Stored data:
_ _ _
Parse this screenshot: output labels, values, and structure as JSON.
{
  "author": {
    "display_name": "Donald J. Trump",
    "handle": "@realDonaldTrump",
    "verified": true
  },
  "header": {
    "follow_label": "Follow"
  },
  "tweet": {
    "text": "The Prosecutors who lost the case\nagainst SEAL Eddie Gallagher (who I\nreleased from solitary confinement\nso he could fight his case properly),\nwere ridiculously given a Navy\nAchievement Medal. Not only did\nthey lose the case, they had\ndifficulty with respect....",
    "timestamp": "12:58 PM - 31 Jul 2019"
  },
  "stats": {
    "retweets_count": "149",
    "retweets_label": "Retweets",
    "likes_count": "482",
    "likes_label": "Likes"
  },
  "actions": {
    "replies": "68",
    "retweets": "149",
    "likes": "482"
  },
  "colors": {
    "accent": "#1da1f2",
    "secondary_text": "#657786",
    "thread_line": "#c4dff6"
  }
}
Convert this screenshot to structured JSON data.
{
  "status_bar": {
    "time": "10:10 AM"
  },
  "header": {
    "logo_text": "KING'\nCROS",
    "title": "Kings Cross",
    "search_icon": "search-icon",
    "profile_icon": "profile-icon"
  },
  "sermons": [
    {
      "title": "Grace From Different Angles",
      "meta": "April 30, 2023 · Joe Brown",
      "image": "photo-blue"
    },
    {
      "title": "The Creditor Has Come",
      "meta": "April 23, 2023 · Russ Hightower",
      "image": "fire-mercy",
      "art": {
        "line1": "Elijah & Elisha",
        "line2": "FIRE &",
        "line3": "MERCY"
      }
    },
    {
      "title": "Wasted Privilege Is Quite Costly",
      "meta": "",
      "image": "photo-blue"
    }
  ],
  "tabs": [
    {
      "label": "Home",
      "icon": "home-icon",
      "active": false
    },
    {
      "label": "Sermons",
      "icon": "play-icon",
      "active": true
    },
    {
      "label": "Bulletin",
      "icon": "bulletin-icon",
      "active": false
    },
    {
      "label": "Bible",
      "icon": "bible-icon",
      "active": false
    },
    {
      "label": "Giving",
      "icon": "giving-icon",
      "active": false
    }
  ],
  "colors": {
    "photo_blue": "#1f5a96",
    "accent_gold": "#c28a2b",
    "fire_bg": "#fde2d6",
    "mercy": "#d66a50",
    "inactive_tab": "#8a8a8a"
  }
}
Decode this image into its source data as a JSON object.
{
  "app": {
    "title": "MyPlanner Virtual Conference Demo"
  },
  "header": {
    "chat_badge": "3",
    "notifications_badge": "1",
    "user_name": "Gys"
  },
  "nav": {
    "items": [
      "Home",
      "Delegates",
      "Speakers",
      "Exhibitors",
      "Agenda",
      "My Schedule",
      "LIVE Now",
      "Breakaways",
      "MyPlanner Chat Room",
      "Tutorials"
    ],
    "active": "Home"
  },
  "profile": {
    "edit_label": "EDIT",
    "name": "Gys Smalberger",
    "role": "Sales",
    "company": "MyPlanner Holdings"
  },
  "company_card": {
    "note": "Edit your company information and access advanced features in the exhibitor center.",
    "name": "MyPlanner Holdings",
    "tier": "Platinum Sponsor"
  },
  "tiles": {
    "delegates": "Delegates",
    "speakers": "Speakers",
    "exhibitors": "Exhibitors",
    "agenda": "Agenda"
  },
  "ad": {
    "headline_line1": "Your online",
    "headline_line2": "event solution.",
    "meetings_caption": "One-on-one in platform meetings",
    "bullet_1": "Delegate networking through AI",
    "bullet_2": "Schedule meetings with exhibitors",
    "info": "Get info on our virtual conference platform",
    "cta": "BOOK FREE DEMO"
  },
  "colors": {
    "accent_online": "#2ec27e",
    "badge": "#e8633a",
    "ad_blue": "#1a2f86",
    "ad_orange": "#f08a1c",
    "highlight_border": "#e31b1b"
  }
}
_ _ _
Copy out every line from the records that has the word "MyPlanner".

▶ [ANSWER]:
    "title": "MyPlanner Virtual Conference Demo"
      "MyPlanner Chat Room",
    "company": "MyPlanner Holdings"
    "name": "MyPlanner Holdings",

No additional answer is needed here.